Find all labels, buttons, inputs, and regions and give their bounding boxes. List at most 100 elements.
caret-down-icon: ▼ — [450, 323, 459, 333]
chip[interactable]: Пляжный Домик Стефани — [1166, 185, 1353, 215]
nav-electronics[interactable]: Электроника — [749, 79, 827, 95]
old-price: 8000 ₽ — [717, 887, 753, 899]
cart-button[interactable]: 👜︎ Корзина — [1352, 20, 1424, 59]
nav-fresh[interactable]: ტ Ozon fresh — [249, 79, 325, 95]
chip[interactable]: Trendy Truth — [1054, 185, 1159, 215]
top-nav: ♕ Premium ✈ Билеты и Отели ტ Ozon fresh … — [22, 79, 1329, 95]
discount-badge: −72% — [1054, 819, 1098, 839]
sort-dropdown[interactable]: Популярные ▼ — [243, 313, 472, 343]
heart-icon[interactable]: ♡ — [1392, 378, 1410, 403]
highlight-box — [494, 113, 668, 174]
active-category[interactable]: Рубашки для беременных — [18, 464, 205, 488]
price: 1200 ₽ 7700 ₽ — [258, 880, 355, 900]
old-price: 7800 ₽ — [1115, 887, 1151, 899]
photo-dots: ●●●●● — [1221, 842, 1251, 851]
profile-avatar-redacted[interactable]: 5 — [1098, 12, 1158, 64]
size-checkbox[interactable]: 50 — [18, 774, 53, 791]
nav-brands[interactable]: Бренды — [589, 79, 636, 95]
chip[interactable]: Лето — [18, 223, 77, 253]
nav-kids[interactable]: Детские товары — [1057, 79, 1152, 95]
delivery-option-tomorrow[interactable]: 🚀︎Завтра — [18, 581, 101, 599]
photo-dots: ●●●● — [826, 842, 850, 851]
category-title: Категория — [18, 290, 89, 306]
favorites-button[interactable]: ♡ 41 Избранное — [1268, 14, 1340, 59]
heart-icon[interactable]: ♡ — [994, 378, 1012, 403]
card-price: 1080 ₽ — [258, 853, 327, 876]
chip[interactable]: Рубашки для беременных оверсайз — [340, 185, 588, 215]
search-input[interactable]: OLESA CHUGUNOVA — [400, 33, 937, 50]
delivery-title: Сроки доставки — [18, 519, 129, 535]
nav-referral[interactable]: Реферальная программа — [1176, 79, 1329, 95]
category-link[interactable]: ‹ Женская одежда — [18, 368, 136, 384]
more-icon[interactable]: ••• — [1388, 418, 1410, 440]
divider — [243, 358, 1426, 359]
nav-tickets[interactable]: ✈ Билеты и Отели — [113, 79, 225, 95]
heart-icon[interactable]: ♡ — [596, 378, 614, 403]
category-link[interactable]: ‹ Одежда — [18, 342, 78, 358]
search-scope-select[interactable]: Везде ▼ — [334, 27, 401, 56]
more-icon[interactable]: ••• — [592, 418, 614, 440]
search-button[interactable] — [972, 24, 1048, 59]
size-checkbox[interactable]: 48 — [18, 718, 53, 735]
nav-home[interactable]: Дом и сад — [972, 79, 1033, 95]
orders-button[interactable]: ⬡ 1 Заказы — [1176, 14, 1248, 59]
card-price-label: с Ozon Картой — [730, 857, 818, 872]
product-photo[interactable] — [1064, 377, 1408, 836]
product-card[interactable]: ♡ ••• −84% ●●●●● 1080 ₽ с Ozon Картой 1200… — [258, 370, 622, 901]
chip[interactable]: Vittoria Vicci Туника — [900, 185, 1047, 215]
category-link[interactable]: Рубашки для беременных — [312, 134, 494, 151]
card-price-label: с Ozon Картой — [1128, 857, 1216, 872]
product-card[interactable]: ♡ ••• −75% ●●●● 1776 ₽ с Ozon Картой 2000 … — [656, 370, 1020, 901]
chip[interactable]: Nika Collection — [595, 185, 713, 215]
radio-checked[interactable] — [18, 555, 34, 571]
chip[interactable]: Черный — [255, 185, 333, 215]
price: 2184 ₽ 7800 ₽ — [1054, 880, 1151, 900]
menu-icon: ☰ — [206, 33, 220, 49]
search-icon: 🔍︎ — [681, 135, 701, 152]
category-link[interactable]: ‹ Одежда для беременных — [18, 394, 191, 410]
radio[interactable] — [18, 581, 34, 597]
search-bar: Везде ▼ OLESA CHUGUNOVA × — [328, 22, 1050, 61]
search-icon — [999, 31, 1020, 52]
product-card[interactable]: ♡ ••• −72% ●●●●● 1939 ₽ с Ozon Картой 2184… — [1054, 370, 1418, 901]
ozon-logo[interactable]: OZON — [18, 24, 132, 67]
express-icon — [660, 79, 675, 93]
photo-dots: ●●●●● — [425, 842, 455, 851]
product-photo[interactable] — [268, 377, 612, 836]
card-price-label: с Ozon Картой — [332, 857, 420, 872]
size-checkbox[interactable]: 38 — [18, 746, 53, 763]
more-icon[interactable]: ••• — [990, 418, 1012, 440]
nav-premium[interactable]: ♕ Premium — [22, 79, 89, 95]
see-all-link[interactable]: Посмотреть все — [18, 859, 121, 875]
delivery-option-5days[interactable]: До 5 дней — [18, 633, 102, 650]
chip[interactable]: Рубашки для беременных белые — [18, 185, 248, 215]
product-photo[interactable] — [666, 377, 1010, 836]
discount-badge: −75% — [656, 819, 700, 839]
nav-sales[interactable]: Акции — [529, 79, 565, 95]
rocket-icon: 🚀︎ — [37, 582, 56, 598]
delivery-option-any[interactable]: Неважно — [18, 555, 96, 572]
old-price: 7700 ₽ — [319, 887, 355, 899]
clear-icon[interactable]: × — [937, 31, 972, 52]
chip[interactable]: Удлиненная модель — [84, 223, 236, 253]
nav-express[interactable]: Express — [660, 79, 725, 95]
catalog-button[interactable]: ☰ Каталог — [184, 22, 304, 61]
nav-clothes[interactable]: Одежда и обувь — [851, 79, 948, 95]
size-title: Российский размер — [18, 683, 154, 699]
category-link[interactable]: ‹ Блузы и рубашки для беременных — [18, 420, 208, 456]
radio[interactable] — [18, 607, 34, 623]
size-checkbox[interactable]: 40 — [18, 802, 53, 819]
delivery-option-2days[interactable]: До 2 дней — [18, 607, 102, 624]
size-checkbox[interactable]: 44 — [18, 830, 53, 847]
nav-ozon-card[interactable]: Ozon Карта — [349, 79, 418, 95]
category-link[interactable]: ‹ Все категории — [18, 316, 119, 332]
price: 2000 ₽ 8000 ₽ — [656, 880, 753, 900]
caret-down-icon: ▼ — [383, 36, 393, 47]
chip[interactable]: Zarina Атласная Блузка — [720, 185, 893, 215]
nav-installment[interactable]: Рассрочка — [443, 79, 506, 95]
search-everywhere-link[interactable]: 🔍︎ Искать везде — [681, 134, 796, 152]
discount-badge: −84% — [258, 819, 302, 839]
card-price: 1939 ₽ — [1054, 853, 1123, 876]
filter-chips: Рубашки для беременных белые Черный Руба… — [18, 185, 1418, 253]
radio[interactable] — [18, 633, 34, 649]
####################
◆ TASK DESCRIPTION ◆
Rewrite the items from the first line down to the line containing "price: 1200 ₽ 7700 ₽ — [258, 880, 355, 900]", both ends included, as a numbered list, and leave out any blank lines.

◆ THE REPLY ◆
1. Find all labels, buttons, inputs, and regions and give their bounding boxes. List at most 100 elements.
2. caret-down-icon: ▼ — [450, 323, 459, 333]
3. chip[interactable]: Пляжный Домик Стефани — [1166, 185, 1353, 215]
4. nav-electronics[interactable]: Электроника — [749, 79, 827, 95]
5. old-price: 8000 ₽ — [717, 887, 753, 899]
6. cart-button[interactable]: 👜︎ Корзина — [1352, 20, 1424, 59]
7. nav-fresh[interactable]: ტ Ozon fresh — [249, 79, 325, 95]
8. chip[interactable]: Trendy Truth — [1054, 185, 1159, 215]
9. top-nav: ♕ Premium ✈ Билеты и Отели ტ Ozon fresh … — [22, 79, 1329, 95]
10. discount-badge: −72% — [1054, 819, 1098, 839]
11. sort-dropdown[interactable]: Популярные ▼ — [243, 313, 472, 343]
12. heart-icon[interactable]: ♡ — [1392, 378, 1410, 403]
13. highlight-box — [494, 113, 668, 174]
14. active-category[interactable]: Рубашки для беременных — [18, 464, 205, 488]
15. price: 1200 ₽ 7700 ₽ — [258, 880, 355, 900]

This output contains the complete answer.